◆ **What to work on**:
a - Write out, word for word, the part of the paracord deer drag thread that opens with the words containing "# Paracord Deer" and closes with "with the stuff.".
b - In the paracord deer drag thread, list every post heading in the order it appears, giving the username and the date shown in each.
c - Answer these questions from the paracord deer drag thread:
(i) How much paracord did Boxerboxer buy?
(ii) What size and length of rope does hassell carry in the pack?
(iii) In the final post, what does Boxerboxer plan to make?

== Excerpt

# Paracord Deer Drag



## Boxerboxer (Aug 6, 2015)

I just bought a couple hundred feet of paracord and was thinking it would be cool to try to build a shoulder harness (either one shoulder or backpack style) with a neck loop to use for dragging deer. Would paracord along be enough to do a wide enough shoulder strap to make it relatively comfortable? I don't know if this is the right section but I know there are some folks on here who are great with the stuff.

Sent from my iPhone using Tapatalk


----------



## hassell (Feb 9, 2010)

I would use a padded strap from an old pack or one the kids no longer use and implement it into the paracord concept, you're probably already wearing a pack while hunting - hookup something off that. Myself I just use 1/2" anchor rope about 10' long and throw it in the pack. Depends on the terrain.


----------



## Boxerboxer (Aug 6, 2015)

hassell said:


> I would use a padded strap from an old pack or one the kids no longer use and implement it into the paracord concept, you're probably already wearing a pack while hunting - hookup something off that. Myself I just use 1/2" anchor rope about 10' long and throw it in the pack. Depends on the terrain.


That's a good point. As with a lot of folks when they get a roll of paracord, I have a solution looking for a problem. I will have a pack so I could simply make a draw closure neck loop whose ends tie nicely onto my pack.

Sent from my iPhone using Tapatalk


----------

====
== Raw data

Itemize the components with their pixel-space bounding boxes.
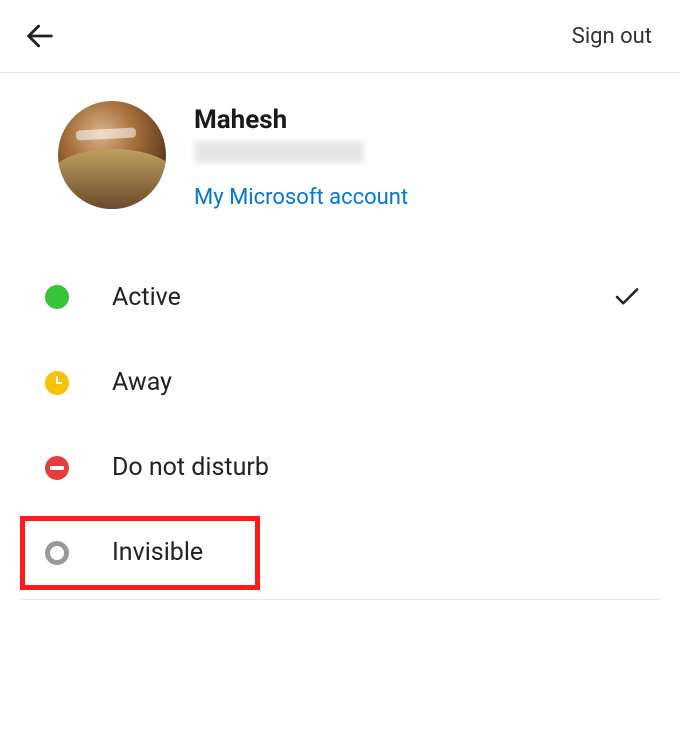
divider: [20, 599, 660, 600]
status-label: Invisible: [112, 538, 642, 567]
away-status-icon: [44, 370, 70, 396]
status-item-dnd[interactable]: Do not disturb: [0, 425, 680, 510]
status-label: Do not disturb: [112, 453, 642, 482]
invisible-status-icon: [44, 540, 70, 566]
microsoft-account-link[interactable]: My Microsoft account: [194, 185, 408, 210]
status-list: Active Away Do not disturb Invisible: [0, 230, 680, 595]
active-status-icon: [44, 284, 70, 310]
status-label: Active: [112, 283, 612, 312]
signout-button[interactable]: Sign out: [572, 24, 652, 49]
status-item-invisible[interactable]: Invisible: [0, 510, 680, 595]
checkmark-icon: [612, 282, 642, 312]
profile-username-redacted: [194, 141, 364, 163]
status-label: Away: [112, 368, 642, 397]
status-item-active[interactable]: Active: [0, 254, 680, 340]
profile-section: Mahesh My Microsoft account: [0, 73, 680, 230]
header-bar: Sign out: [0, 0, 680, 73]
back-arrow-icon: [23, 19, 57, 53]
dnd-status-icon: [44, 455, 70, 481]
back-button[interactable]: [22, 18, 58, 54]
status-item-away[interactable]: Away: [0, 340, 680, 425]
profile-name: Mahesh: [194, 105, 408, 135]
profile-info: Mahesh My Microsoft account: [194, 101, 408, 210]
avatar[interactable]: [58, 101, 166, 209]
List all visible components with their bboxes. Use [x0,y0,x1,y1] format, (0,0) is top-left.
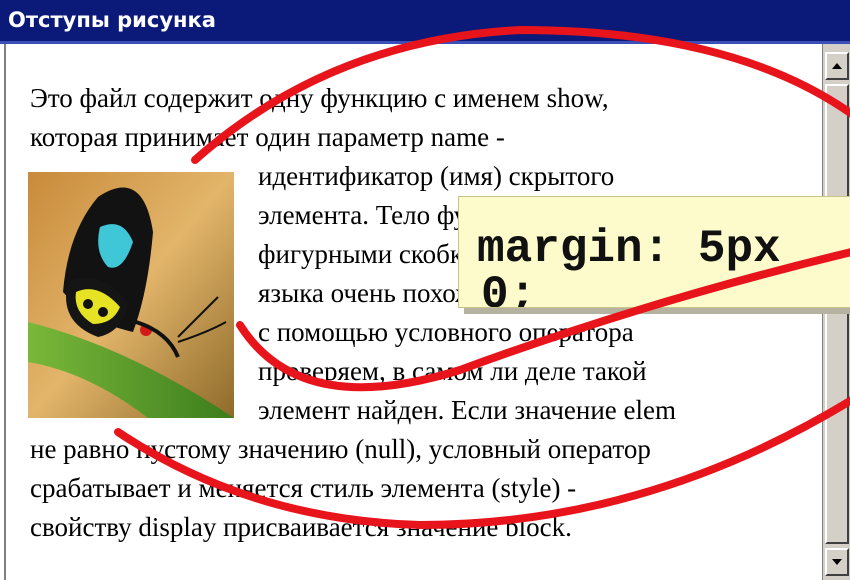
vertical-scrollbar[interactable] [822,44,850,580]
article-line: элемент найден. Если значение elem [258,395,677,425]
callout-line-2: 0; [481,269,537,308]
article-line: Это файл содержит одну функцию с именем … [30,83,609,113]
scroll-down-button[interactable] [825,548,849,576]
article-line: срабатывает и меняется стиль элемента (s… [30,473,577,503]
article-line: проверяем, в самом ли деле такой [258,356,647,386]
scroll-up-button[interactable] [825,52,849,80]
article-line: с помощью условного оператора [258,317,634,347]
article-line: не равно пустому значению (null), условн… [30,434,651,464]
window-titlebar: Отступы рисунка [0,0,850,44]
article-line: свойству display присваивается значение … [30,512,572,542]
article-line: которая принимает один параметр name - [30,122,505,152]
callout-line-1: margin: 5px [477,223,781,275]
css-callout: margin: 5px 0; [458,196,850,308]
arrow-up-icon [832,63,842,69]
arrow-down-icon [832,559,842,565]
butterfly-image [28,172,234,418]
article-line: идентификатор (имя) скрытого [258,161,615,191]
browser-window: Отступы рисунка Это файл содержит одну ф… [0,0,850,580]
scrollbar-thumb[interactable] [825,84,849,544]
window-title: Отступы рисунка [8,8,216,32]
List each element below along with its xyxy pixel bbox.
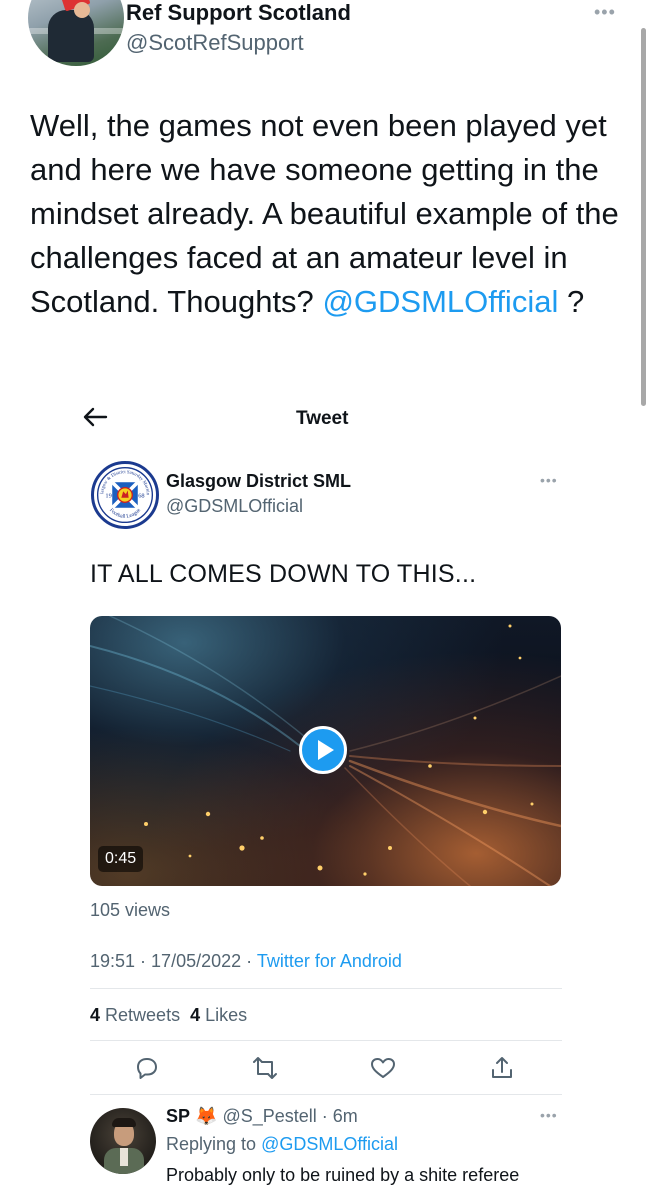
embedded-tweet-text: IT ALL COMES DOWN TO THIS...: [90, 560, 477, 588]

====

◆ **Problem solutions**:
a -
# Paracord Deer Drag



## Boxerboxer (Aug 6, 2015)

I just bought a couple hundred feet of paracord and was thinking it would be cool to try to build a shoulder harness (either one shoulder or backpack style) with a neck loop to use for dragging deer. Would paracord along be enough to do a wide enough shoulder strap to make it relatively comfortable? I don't know if this is the right section but I know there are some folks on here who are great with the stuff.

b -
1. Boxerboxer (Aug 6, 2015)
2. hassell (Feb 9, 2010)
3. Boxerboxer (Aug 6, 2015)

c -
(i) A couple hundred feet.
(ii) 1/2" anchor rope, about 10' long.
(iii) A draw closure neck loop with ends that tie onto the pack.